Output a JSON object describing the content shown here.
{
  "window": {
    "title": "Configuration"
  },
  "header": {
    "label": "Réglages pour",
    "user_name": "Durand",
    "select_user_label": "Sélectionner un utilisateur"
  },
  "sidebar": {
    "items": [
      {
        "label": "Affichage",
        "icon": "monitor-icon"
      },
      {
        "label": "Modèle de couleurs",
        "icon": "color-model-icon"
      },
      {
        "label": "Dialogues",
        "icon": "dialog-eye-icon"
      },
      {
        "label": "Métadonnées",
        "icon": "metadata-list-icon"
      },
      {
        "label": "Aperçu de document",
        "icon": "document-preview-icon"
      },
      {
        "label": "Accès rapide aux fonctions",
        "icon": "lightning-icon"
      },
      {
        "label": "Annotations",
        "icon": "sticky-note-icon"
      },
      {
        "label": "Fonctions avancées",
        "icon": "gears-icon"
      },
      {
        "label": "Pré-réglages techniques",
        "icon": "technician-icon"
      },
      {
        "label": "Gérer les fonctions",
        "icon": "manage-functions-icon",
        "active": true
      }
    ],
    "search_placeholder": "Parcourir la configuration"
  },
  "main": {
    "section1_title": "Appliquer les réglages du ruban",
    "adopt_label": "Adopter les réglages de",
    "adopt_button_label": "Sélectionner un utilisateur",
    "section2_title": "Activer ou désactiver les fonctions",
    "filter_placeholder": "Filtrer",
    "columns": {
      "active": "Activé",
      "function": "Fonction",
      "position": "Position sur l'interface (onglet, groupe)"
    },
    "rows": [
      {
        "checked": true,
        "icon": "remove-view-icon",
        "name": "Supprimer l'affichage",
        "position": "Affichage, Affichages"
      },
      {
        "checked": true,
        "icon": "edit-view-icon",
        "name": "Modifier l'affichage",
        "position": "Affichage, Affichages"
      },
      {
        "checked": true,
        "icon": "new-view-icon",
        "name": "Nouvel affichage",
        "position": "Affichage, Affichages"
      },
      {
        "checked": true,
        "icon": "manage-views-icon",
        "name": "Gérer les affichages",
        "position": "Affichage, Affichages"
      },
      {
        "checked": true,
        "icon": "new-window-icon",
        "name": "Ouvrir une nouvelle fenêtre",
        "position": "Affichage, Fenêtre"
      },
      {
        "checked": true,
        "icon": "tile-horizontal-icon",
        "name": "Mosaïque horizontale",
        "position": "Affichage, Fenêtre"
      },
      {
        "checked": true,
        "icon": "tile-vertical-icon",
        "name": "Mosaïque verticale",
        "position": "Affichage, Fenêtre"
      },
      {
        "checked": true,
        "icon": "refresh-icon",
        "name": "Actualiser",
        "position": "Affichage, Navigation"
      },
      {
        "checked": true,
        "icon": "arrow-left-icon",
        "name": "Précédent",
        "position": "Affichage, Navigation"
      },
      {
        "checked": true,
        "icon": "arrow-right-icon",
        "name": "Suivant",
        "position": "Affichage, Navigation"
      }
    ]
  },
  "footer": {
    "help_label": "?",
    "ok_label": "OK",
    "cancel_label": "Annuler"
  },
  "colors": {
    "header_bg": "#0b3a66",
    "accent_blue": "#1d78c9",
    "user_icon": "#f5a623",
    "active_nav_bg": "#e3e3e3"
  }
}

#### WORK REQUIRED
Reproduce the listing shown above in its entirety, exactly.

#### RESULT BELOW
Output a JSON object describing the content shown here.
{
  "window": {
    "title": "Configuration"
  },
  "header": {
    "label": "Réglages pour",
    "user_name": "Durand",
    "select_user_label": "Sélectionner un utilisateur"
  },
  "sidebar": {
    "items": [
      {
        "label": "Affichage",
        "icon": "monitor-icon"
      },
      {
        "label": "Modèle de couleurs",
        "icon": "color-model-icon"
      },
      {
        "label": "Dialogues",
        "icon": "dialog-eye-icon"
      },
      {
        "label": "Métadonnées",
        "icon": "metadata-list-icon"
      },
      {
        "label": "Aperçu de document",
        "icon": "document-preview-icon"
      },
      {
        "label": "Accès rapide aux fonctions",
        "icon": "lightning-icon"
      },
      {
        "label": "Annotations",
        "icon": "sticky-note-icon"
      },
      {
        "label": "Fonctions avancées",
        "icon": "gears-icon"
      },
      {
        "label": "Pré-réglages techniques",
        "icon": "technician-icon"
      },
      {
        "label": "Gérer les fonctions",
        "icon": "manage-functions-icon",
        "active": true
      }
    ],
    "search_placeholder": "Parcourir la configuration"
  },
  "main": {
    "section1_title": "Appliquer les réglages du ruban",
    "adopt_label": "Adopter les réglages de",
    "adopt_button_label": "Sélectionner un utilisateur",
    "section2_title": "Activer ou désactiver les fonctions",
    "filter_placeholder": "Filtrer",
    "columns": {
      "active": "Activé",
      "function": "Fonction",
      "position": "Position sur l'interface (onglet, groupe)"
    },
    "rows": [
      {
        "checked": true,
        "icon": "remove-view-icon",
        "name": "Supprimer l'affichage",
        "position": "Affichage, Affichages"
      },
      {
        "checked": true,
        "icon": "edit-view-icon",
        "name": "Modifier l'affichage",
        "position": "Affichage, Affichages"
      },
      {
        "checked": true,
        "icon": "new-view-icon",
        "name": "Nouvel affichage",
        "position": "Affichage, Affichages"
      },
      {
        "checked": true,
        "icon": "manage-views-icon",
        "name": "Gérer les affichages",
        "position": "Affichage, Affichages"
      },
      {
        "checked": true,
        "icon": "new-window-icon",
        "name": "Ouvrir une nouvelle fenêtre",
        "position": "Affichage, Fenêtre"
      },
      {
        "checked": true,
        "icon": "tile-horizontal-icon",
        "name": "Mosaïque horizontale",
        "position": "Affichage, Fenêtre"
      },
      {
        "checked": true,
        "icon": "tile-vertical-icon",
        "name": "Mosaïque verticale",
        "position": "Affichage, Fenêtre"
      },
      {
        "checked": true,
        "icon": "refresh-icon",
        "name": "Actualiser",
        "position": "Affichage, Navigation"
      },
      {
        "checked": true,
        "icon": "arrow-left-icon",
        "name": "Précédent",
        "position": "Affichage, Navigation"
      },
      {
        "checked": true,
        "icon": "arrow-right-icon",
        "name": "Suivant",
        "position": "Affichage, Navigation"
      }
    ]
  },
  "footer": {
    "help_label": "?",
    "ok_label": "OK",
    "cancel_label": "Annuler"
  },
  "colors": {
    "header_bg": "#0b3a66",
    "accent_blue": "#1d78c9",
    "user_icon": "#f5a623",
    "active_nav_bg": "#e3e3e3"
  }
}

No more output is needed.